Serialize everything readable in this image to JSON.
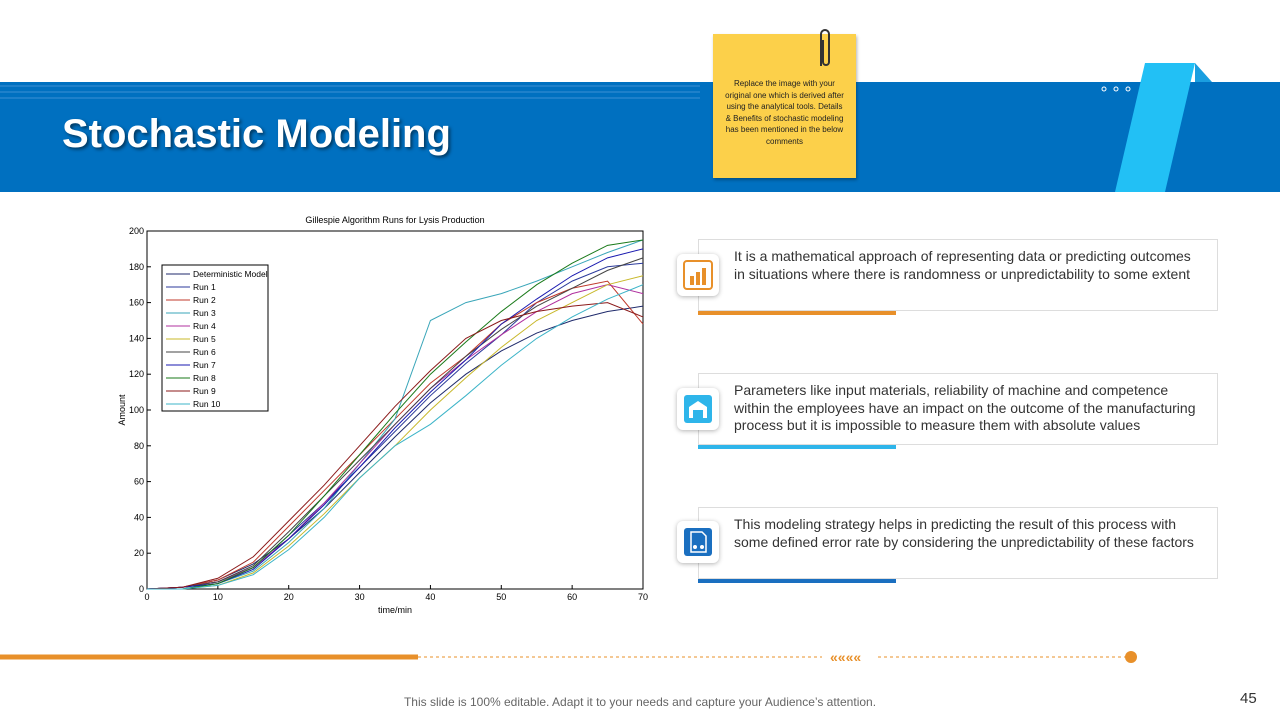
{
  "slide": {
    "title": "Stochastic Modeling",
    "note": "Replace the image with your original one which is derived after using the analytical tools. Details & Benefits of stochastic modeling has been mentioned in the below comments",
    "points": [
      "It is a mathematical approach of representing data or predicting outcomes in situations where there is randomness or unpredictability to some extent",
      "Parameters like input materials, reliability of machine and competence within the employees have an impact on the outcome of the manufacturing process but it is impossible to measure them with absolute values",
      "This modeling strategy helps in predicting the result of this process with some defined error rate by considering the unpredictability of these factors"
    ],
    "footer": "This slide is 100% editable. Adapt it to your needs and capture your Audience’s attention.",
    "page_number": "45"
  },
  "chart_data": {
    "type": "line",
    "title": "Gillespie Algorithm Runs for Lysis Production",
    "x_label": "time/min",
    "y_label": "Amount",
    "x": [
      0,
      5,
      10,
      15,
      20,
      25,
      30,
      35,
      40,
      45,
      50,
      55,
      60,
      65,
      70
    ],
    "xlim": [
      0,
      70
    ],
    "ylim": [
      0,
      200
    ],
    "xticks": [
      0,
      10,
      20,
      30,
      40,
      50,
      60,
      70
    ],
    "yticks": [
      0,
      20,
      40,
      60,
      80,
      100,
      120,
      140,
      160,
      180,
      200
    ],
    "legend": "upper left",
    "series": [
      {
        "name": "Deterministic Model",
        "color": "#1f2a6b",
        "values": [
          0,
          1,
          5,
          14,
          28,
          45,
          65,
          85,
          104,
          120,
          133,
          143,
          150,
          155,
          158
        ]
      },
      {
        "name": "Run 1",
        "color": "#2b3a9b",
        "values": [
          0,
          1,
          4,
          12,
          30,
          48,
          68,
          88,
          108,
          126,
          142,
          160,
          172,
          180,
          182
        ]
      },
      {
        "name": "Run 2",
        "color": "#c0392b",
        "values": [
          0,
          1,
          5,
          15,
          35,
          55,
          75,
          95,
          115,
          130,
          148,
          160,
          168,
          172,
          148
        ]
      },
      {
        "name": "Run 3",
        "color": "#3aa6b9",
        "values": [
          0,
          0,
          3,
          10,
          26,
          45,
          70,
          95,
          150,
          160,
          165,
          172,
          180,
          188,
          195
        ]
      },
      {
        "name": "Run 4",
        "color": "#b0309f",
        "values": [
          0,
          1,
          4,
          12,
          28,
          48,
          70,
          92,
          112,
          128,
          142,
          155,
          165,
          170,
          165
        ]
      },
      {
        "name": "Run 5",
        "color": "#c8b82a",
        "values": [
          0,
          0,
          2,
          9,
          24,
          42,
          62,
          80,
          100,
          118,
          135,
          150,
          160,
          170,
          175
        ]
      },
      {
        "name": "Run 6",
        "color": "#444444",
        "values": [
          0,
          1,
          4,
          13,
          32,
          52,
          72,
          92,
          112,
          130,
          145,
          158,
          168,
          178,
          185
        ]
      },
      {
        "name": "Run 7",
        "color": "#1a1ab0",
        "values": [
          0,
          1,
          3,
          11,
          28,
          47,
          68,
          90,
          110,
          128,
          148,
          162,
          175,
          185,
          190
        ]
      },
      {
        "name": "Run 8",
        "color": "#1a7a1a",
        "values": [
          0,
          0,
          3,
          12,
          30,
          52,
          75,
          98,
          120,
          138,
          155,
          170,
          182,
          192,
          195
        ]
      },
      {
        "name": "Run 9",
        "color": "#8b1a1a",
        "values": [
          0,
          1,
          6,
          18,
          38,
          58,
          80,
          102,
          122,
          140,
          150,
          155,
          158,
          160,
          152
        ]
      },
      {
        "name": "Run 10",
        "color": "#3cb4c8",
        "values": [
          0,
          0,
          2,
          8,
          22,
          40,
          62,
          80,
          92,
          108,
          125,
          140,
          152,
          162,
          170
        ]
      }
    ]
  }
}
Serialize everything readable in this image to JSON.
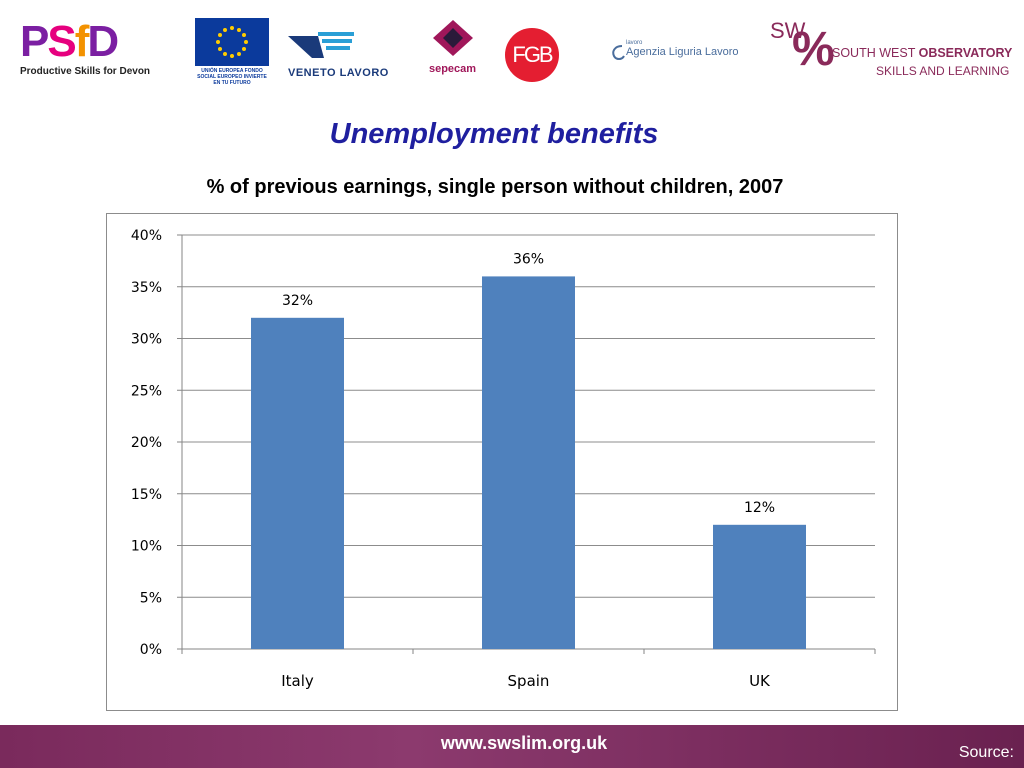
{
  "logos": {
    "psfd": {
      "mark": "PSfD",
      "tagline": "Productive Skills for Devon"
    },
    "eu": {
      "caption": "UNIÓN EUROPEA FONDO SOCIAL EUROPEO INVIERTE EN TU FUTURO"
    },
    "veneto": {
      "text": "VENETO LAVORO"
    },
    "sepecam": {
      "text": "sepecam"
    },
    "fgb": {
      "text": "FGB"
    },
    "liguria": {
      "small": "lavoro",
      "text": "Agenzia Liguria Lavoro"
    },
    "swo": {
      "sw": "SW",
      "line1_a": "SOUTH WEST ",
      "line1_b": "OBSERVATORY",
      "line2": "SKILLS AND LEARNING"
    }
  },
  "title": "Unemployment benefits",
  "subtitle": "% of previous earnings, single person without children, 2007",
  "colors": {
    "bar": "#4f81bd",
    "title": "#1f1f9f",
    "footer": "#7a2a5c"
  },
  "chart_data": {
    "type": "bar",
    "title": "% of previous earnings, single person without children, 2007",
    "categories": [
      "Italy",
      "Spain",
      "UK"
    ],
    "values": [
      32,
      36,
      12
    ],
    "data_labels": [
      "32%",
      "36%",
      "12%"
    ],
    "ylim": [
      0,
      40
    ],
    "yticks": [
      "0%",
      "5%",
      "10%",
      "15%",
      "20%",
      "25%",
      "30%",
      "35%",
      "40%"
    ],
    "xlabel": "",
    "ylabel": "",
    "grid": true,
    "legend": "none"
  },
  "footer": {
    "url": "www.swslim.org.uk",
    "source": "Source:"
  }
}
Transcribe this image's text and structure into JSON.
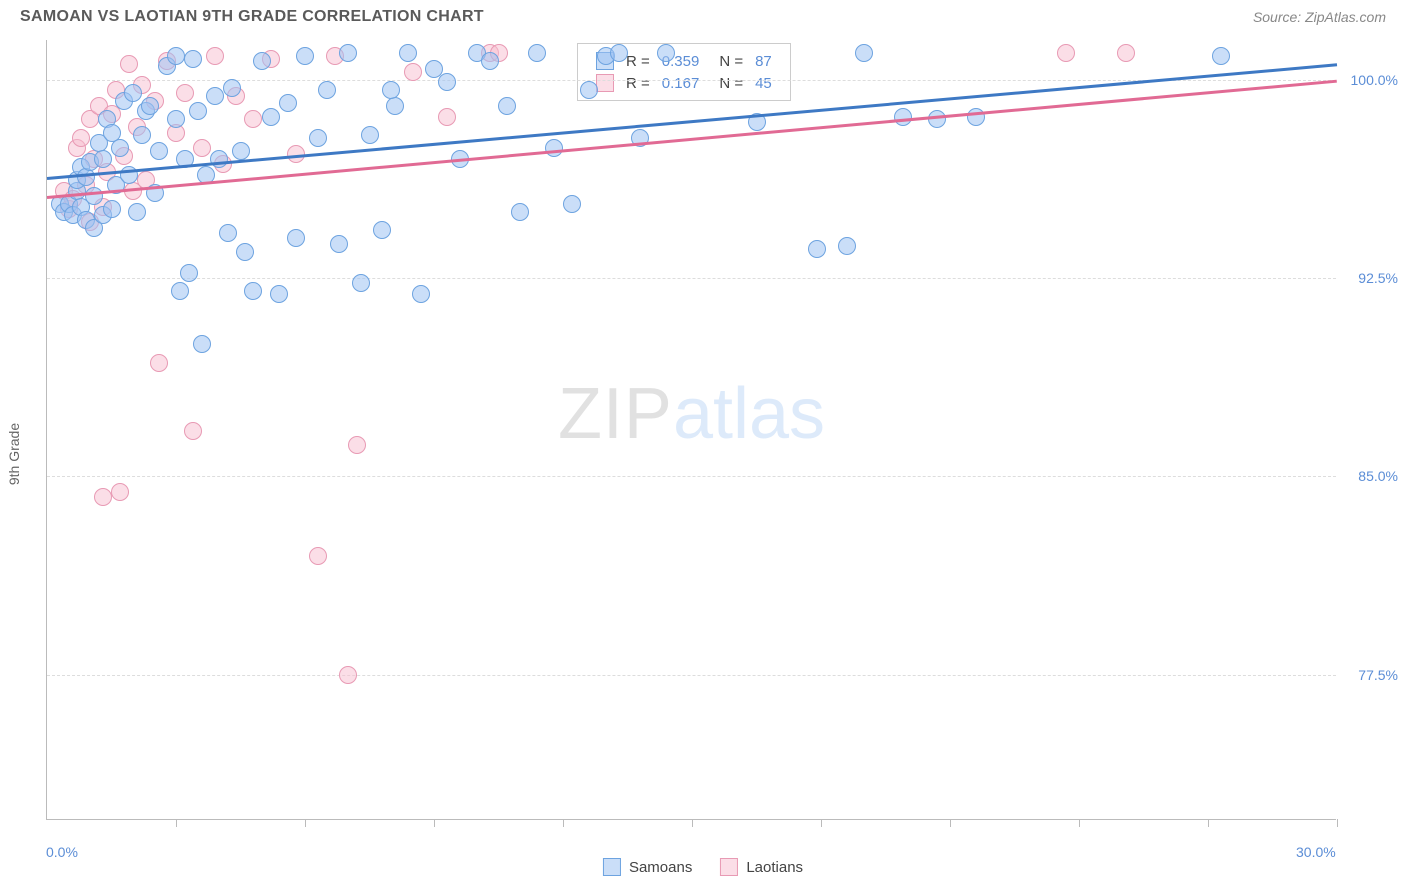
{
  "title": "SAMOAN VS LAOTIAN 9TH GRADE CORRELATION CHART",
  "source": "Source: ZipAtlas.com",
  "y_axis_label": "9th Grade",
  "watermark": {
    "part_a": "ZIP",
    "part_b": "atlas"
  },
  "chart": {
    "type": "scatter",
    "xlim": [
      0,
      30
    ],
    "ylim": [
      72,
      101.5
    ],
    "x_min_label": "0.0%",
    "x_max_label": "30.0%",
    "y_ticks": [
      77.5,
      85.0,
      92.5,
      100.0
    ],
    "y_tick_labels": [
      "77.5%",
      "85.0%",
      "92.5%",
      "100.0%"
    ],
    "x_ticks": [
      3,
      6,
      9,
      12,
      15,
      18,
      21,
      24,
      27,
      30
    ],
    "background_color": "#ffffff",
    "grid_color": "#dddddd",
    "axis_color": "#bbbbbb",
    "tick_label_color": "#5b8dd6",
    "marker_radius": 9,
    "series": [
      {
        "name": "Samoans",
        "fill_color": "rgba(158,195,242,0.55)",
        "stroke_color": "#6da3e0",
        "trend_color": "#3e79c4",
        "R": "0.359",
        "N": "87",
        "trend": {
          "x1": 0,
          "y1": 96.3,
          "x2": 30,
          "y2": 100.6
        },
        "points": [
          [
            0.3,
            95.3
          ],
          [
            0.4,
            95.0
          ],
          [
            0.5,
            95.3
          ],
          [
            0.6,
            94.9
          ],
          [
            0.7,
            95.8
          ],
          [
            0.7,
            96.2
          ],
          [
            0.8,
            95.2
          ],
          [
            0.8,
            96.7
          ],
          [
            0.9,
            96.3
          ],
          [
            0.9,
            94.7
          ],
          [
            1.0,
            96.9
          ],
          [
            1.1,
            95.6
          ],
          [
            1.1,
            94.4
          ],
          [
            1.2,
            97.6
          ],
          [
            1.3,
            97.0
          ],
          [
            1.3,
            94.9
          ],
          [
            1.4,
            98.5
          ],
          [
            1.5,
            98.0
          ],
          [
            1.5,
            95.1
          ],
          [
            1.6,
            96.0
          ],
          [
            1.7,
            97.4
          ],
          [
            1.8,
            99.2
          ],
          [
            1.9,
            96.4
          ],
          [
            2.0,
            99.5
          ],
          [
            2.1,
            95.0
          ],
          [
            2.2,
            97.9
          ],
          [
            2.3,
            98.8
          ],
          [
            2.4,
            99.0
          ],
          [
            2.5,
            95.7
          ],
          [
            2.6,
            97.3
          ],
          [
            2.8,
            100.5
          ],
          [
            3.0,
            98.5
          ],
          [
            3.0,
            100.9
          ],
          [
            3.1,
            92.0
          ],
          [
            3.2,
            97.0
          ],
          [
            3.3,
            92.7
          ],
          [
            3.4,
            100.8
          ],
          [
            3.5,
            98.8
          ],
          [
            3.6,
            90.0
          ],
          [
            3.7,
            96.4
          ],
          [
            3.9,
            99.4
          ],
          [
            4.0,
            97.0
          ],
          [
            4.2,
            94.2
          ],
          [
            4.3,
            99.7
          ],
          [
            4.5,
            97.3
          ],
          [
            4.6,
            93.5
          ],
          [
            4.8,
            92.0
          ],
          [
            5.0,
            100.7
          ],
          [
            5.2,
            98.6
          ],
          [
            5.4,
            91.9
          ],
          [
            5.6,
            99.1
          ],
          [
            5.8,
            94.0
          ],
          [
            6.0,
            100.9
          ],
          [
            6.3,
            97.8
          ],
          [
            6.5,
            99.6
          ],
          [
            6.8,
            93.8
          ],
          [
            7.0,
            101.0
          ],
          [
            7.3,
            92.3
          ],
          [
            7.5,
            97.9
          ],
          [
            7.8,
            94.3
          ],
          [
            8.1,
            99.0
          ],
          [
            8.4,
            101.0
          ],
          [
            8.7,
            91.9
          ],
          [
            9.0,
            100.4
          ],
          [
            9.3,
            99.9
          ],
          [
            9.6,
            97.0
          ],
          [
            10.0,
            101.0
          ],
          [
            10.3,
            100.7
          ],
          [
            10.7,
            99.0
          ],
          [
            11.0,
            95.0
          ],
          [
            11.4,
            101.0
          ],
          [
            11.8,
            97.4
          ],
          [
            12.2,
            95.3
          ],
          [
            12.6,
            99.6
          ],
          [
            13.0,
            100.9
          ],
          [
            13.3,
            101.0
          ],
          [
            13.8,
            97.8
          ],
          [
            14.4,
            101.0
          ],
          [
            16.5,
            98.4
          ],
          [
            17.9,
            93.6
          ],
          [
            18.6,
            93.7
          ],
          [
            19.0,
            101.0
          ],
          [
            19.9,
            98.6
          ],
          [
            20.7,
            98.5
          ],
          [
            21.6,
            98.6
          ],
          [
            27.3,
            100.9
          ],
          [
            8.0,
            99.6
          ]
        ]
      },
      {
        "name": "Laotians",
        "fill_color": "rgba(248,190,208,0.5)",
        "stroke_color": "#e89ab4",
        "trend_color": "#e16a94",
        "R": "0.167",
        "N": "45",
        "trend": {
          "x1": 0,
          "y1": 95.6,
          "x2": 30,
          "y2": 100.0
        },
        "points": [
          [
            0.4,
            95.8
          ],
          [
            0.5,
            95.1
          ],
          [
            0.6,
            95.5
          ],
          [
            0.7,
            97.4
          ],
          [
            0.8,
            97.8
          ],
          [
            0.9,
            96.0
          ],
          [
            1.0,
            98.5
          ],
          [
            1.0,
            94.6
          ],
          [
            1.1,
            97.0
          ],
          [
            1.2,
            99.0
          ],
          [
            1.3,
            84.2
          ],
          [
            1.3,
            95.2
          ],
          [
            1.4,
            96.5
          ],
          [
            1.5,
            98.7
          ],
          [
            1.6,
            99.6
          ],
          [
            1.7,
            84.4
          ],
          [
            1.8,
            97.1
          ],
          [
            1.9,
            100.6
          ],
          [
            2.0,
            95.8
          ],
          [
            2.1,
            98.2
          ],
          [
            2.2,
            99.8
          ],
          [
            2.3,
            96.2
          ],
          [
            2.5,
            99.2
          ],
          [
            2.6,
            89.3
          ],
          [
            2.8,
            100.7
          ],
          [
            3.0,
            98.0
          ],
          [
            3.2,
            99.5
          ],
          [
            3.4,
            86.7
          ],
          [
            3.6,
            97.4
          ],
          [
            3.9,
            100.9
          ],
          [
            4.1,
            96.8
          ],
          [
            4.4,
            99.4
          ],
          [
            4.8,
            98.5
          ],
          [
            5.2,
            100.8
          ],
          [
            5.8,
            97.2
          ],
          [
            6.3,
            82.0
          ],
          [
            6.7,
            100.9
          ],
          [
            7.0,
            77.5
          ],
          [
            7.2,
            86.2
          ],
          [
            8.5,
            100.3
          ],
          [
            9.3,
            98.6
          ],
          [
            10.3,
            101.0
          ],
          [
            10.5,
            101.0
          ],
          [
            23.7,
            101.0
          ],
          [
            25.1,
            101.0
          ]
        ]
      }
    ],
    "stat_legend_labels": {
      "R": "R =",
      "N": "N ="
    },
    "bottom_legend": [
      "Samoans",
      "Laotians"
    ]
  }
}
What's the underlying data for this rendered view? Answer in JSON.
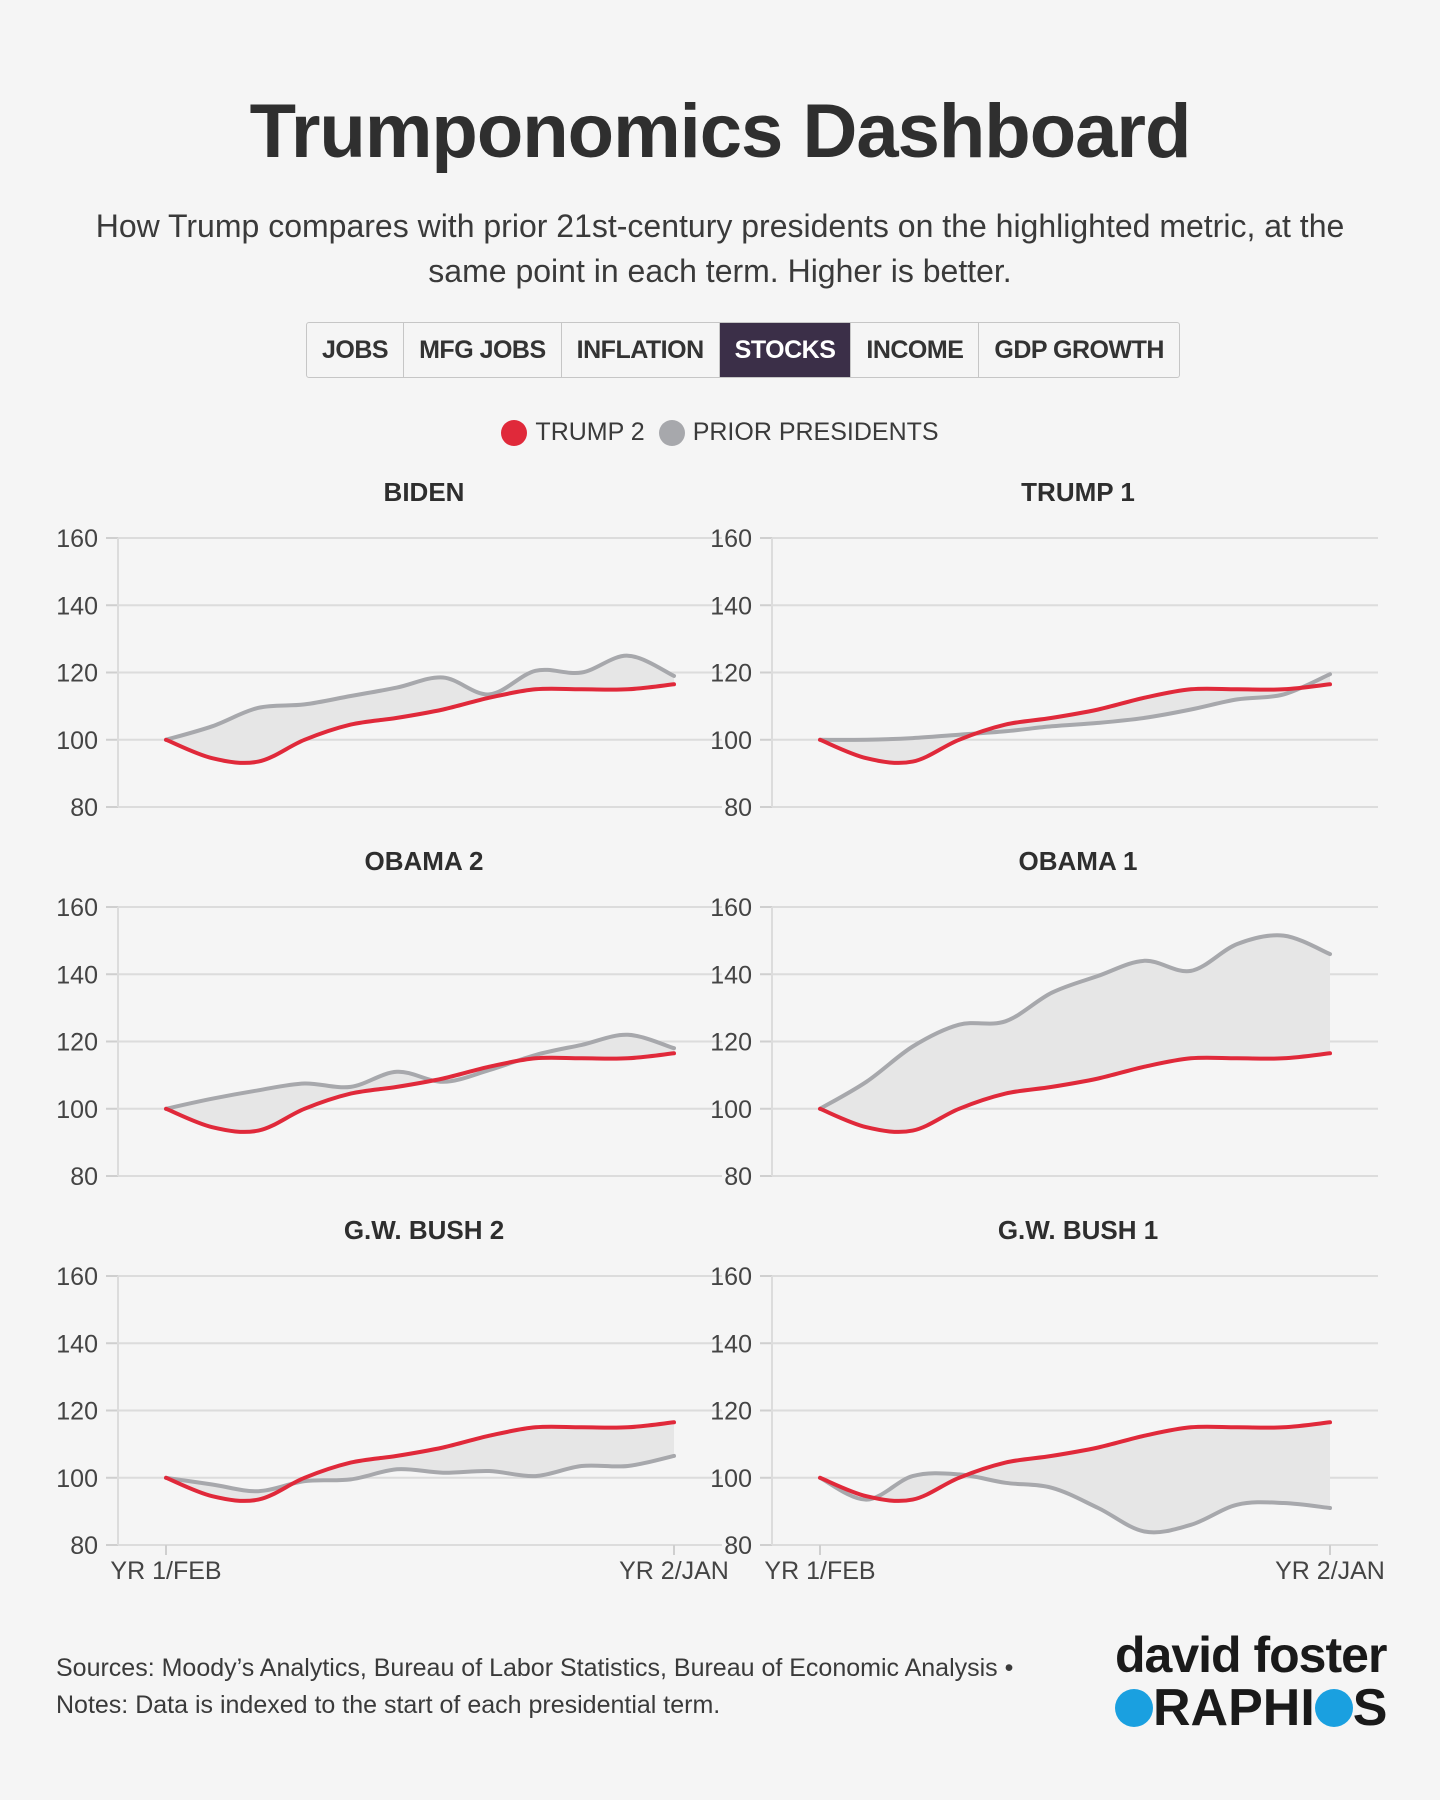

» EXERCISE TASK
The word "source" may occur in lines of the records. Report how many such lines there are, giving only the number.

» REPLY TO THE TASK
2